DOCUMENT SECTION:
· · · · ·
An assessment of Nova Scotia L&F’s progress in implementing Ecological Forestry in response to the Lahey Report, Part 2: The HPF and FMG projects 27Aug2020

It seems there is still a long way to go before they hatch. In the meantime, logging on Crown land continues pretty well unabated.

The Report from the Independent Review of Forest Practices in Nova Scotia (the “Lahey Report”)  was released on Aug 21, 2018.
View L&F: Ecological Forestry Implementation for the report and the L&F response to date.

In a recent CBC interview, the L&F Minister of Lands & Forestry was asked how he would “evaluate the progress L&F  has made since the Lahey Report was submitted 2 years ago and “what is a reasonable expectation for the public in terms of when they might start seeing some measurable progress on some of the larger goals in this report?”

The Minister responded:

The progress has been significant when you look at the resources that have been put into the project teams and the fact that most recommendations are advancing out of the 45…we are seeing a lot more long-lived shade-tolerant species being left on the ground which is a cost to government and to industry, they have had challenges around that, they not as vocal as the side that wants to see no clearcutting.  (From Abbreviated Transcript)

In a previous post (Aug 25, 2020), I commented on the second part of the Minister’s response: “we are seeing a lot more long-lived shade-tolerant species being left on the ground which is a cost to government and to industry, they have had challenges around that, they not as vocal as the side that wants to see no clearcutting.”

In this post and in the next, final post on the topic, I comment on  how the Projects referred to by the Minister are progressing, at least to the extent that can discerned from the outside.

The Minister cited the  Forest Management Guide (FMG) and the High Production Forestry (HPF) Projects in particular:

No 2 [that is happening], the [Forest management] Guide as I said is being strengthened and it is being worked on with the authors of the report and we are making a lot of progress.. but at the same time you have  to appreciate that Ecological Forestry, the way it is implemented in the report is through the Triad systems.

So we are going to need some support for the High Production leg of the Triad. I know there is criticism on that side of things but it has to be a balanced approach in how we actually implement the recommendations…and we are only going to get there only if we are working on all 3 legs of the Triad simultaneously, including the conservation leg where we see there will have to be more protected areas and there are some under consultation now.

So where are we with respect to (i) completion & implementation of the Forest Management Guide which would direct how forestry is to be conducted in the Matrix (Ecological Forestry) component of the Triad; and  (ii) completion & implementation of the High Production Forestry component of the Triad?

Following  is my understanding of the current state of the FMG and HPF Projects.
· · · · ·
REQUIRED TASKS:
1. In the Nova Scotia forestry post, recast the paragraph beginning "So we are going to need some support" as a short bulleted list that keeps its main points.
2. Please go on with the Nova Scotia forestry post, picking up after its final sentence.

GIVEN DATA:
· · · · ·
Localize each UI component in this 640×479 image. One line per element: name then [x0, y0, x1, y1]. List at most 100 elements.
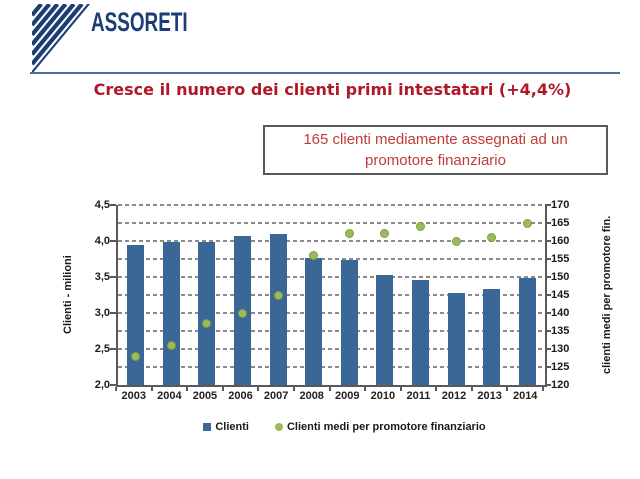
· · · · ·
RESULTS:
1.
- Support is needed for the High Production leg of the Triad.
- There is criticism on that side, but implementing the recommendations requires a balanced approach.
- Progress depends on working on all 3 legs of the Triad at once.
- This includes the conservation leg, which will need more protected areas; some are under consultation now.

2.
Forest Management Guide
-From the initial   June 25, 2019 document describing the Project:

Project Objective
To review and update the current Pre-treatment Assessment (PTA) Process and the Forest Management Guide (FMG) to focus on long-lived, uneven-aged management species in support of the conservation and sustainable use of Nova Scotia’s natural resources

Next Steps and Timelines
• Summer 2019: Select team members, including experts have, or will visit Maine, Quebec, and Western Nova Scotia to explore shelterwood and retention levels; Prepare an initial draft of the revised FMG/PTA process for targeted stakeholder input
• Fall 2019: Broader stakeholder engagement on draft FMG (including targeted stakeholder input)
• End of 2019: Finalize the revised FMG that includes stakeholder input

There was a stakeholder consultation in Aug of 2019 (I participated as a rep of the Healthy Forest Coalition).

As currently stated (document created/modified May 20, 2020), we were/are still to expect

• Winter/Spring 2020: Targeted stakeholder and public consultation

My understanding of the Current Status : There was a 2nd stakeholder consultation  in early 2020. My understanding is that the Guide is far from completion – at least there is far from a consensus amongst “stakeholders”  on the suitability of the draft content they reviewed. No pubic consultation has been announced. There is no  publicly available info on the state of the PTA process.

High Production Forestry (HPF)
From the initial June 25 2019 document describing the Project:

Project Objective
To develop a strategic approach, involving methods and procedures for identifying, ranking and selecting sites
for High Production forest management on Crown land

Next Steps and Timelines
• 2019: Finalize definition of HPF and develop draft selection criteria at the provincial scale for
stakeholder feedback [Targeted (Summer/Fall 2019), Broad (Fall 2019/Winter 2020)]
• Winter 2020: Final Report on Phase 1 deliverables

According to  the currently posted document (created/modified May 20, 2020), we were/are still to expect:

• Winter 2020: Stakeholder consultations
• Spring 2020: Finalize definition and criteria in Spring 2020.

Current  Status, as available to the public:

– A link to a “Research paper on the triad ecological forestry model” appeared on the Ecological Forestry webpage in late 2019.  The document is titled TRIAD – A NEW VISION by Dr. Graham Forbes (one of the two external experts for the HPF project).The document has a “Created Date” (accessible under Document Properties) of Oct 7, 2019.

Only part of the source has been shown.